## What needs to be done
Write out the listing below again, precisely as it is given.

□ □ □ □ □ □ □

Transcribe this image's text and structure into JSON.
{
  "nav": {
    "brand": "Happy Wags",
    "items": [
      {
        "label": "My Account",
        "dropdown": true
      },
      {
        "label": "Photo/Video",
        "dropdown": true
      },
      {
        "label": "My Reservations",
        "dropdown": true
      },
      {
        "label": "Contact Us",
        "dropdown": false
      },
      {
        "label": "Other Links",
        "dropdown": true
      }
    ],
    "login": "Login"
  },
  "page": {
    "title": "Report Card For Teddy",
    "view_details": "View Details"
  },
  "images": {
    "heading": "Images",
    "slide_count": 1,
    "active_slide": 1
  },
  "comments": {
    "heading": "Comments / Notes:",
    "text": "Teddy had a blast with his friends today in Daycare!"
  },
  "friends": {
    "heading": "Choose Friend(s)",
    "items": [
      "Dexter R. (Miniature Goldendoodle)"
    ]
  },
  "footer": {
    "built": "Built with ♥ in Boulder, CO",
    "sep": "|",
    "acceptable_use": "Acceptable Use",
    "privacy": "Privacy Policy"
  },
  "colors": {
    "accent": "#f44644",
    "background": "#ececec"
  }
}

□ □ □ □ □ □ □

## Finished task
Transcribe this image's text and structure into JSON.
{
  "nav": {
    "brand": "Happy Wags",
    "items": [
      {
        "label": "My Account",
        "dropdown": true
      },
      {
        "label": "Photo/Video",
        "dropdown": true
      },
      {
        "label": "My Reservations",
        "dropdown": true
      },
      {
        "label": "Contact Us",
        "dropdown": false
      },
      {
        "label": "Other Links",
        "dropdown": true
      }
    ],
    "login": "Login"
  },
  "page": {
    "title": "Report Card For Teddy",
    "view_details": "View Details"
  },
  "images": {
    "heading": "Images",
    "slide_count": 1,
    "active_slide": 1
  },
  "comments": {
    "heading": "Comments / Notes:",
    "text": "Teddy had a blast with his friends today in Daycare!"
  },
  "friends": {
    "heading": "Choose Friend(s)",
    "items": [
      "Dexter R. (Miniature Goldendoodle)"
    ]
  },
  "footer": {
    "built": "Built with ♥ in Boulder, CO",
    "sep": "|",
    "acceptable_use": "Acceptable Use",
    "privacy": "Privacy Policy"
  },
  "colors": {
    "accent": "#f44644",
    "background": "#ececec"
  }
}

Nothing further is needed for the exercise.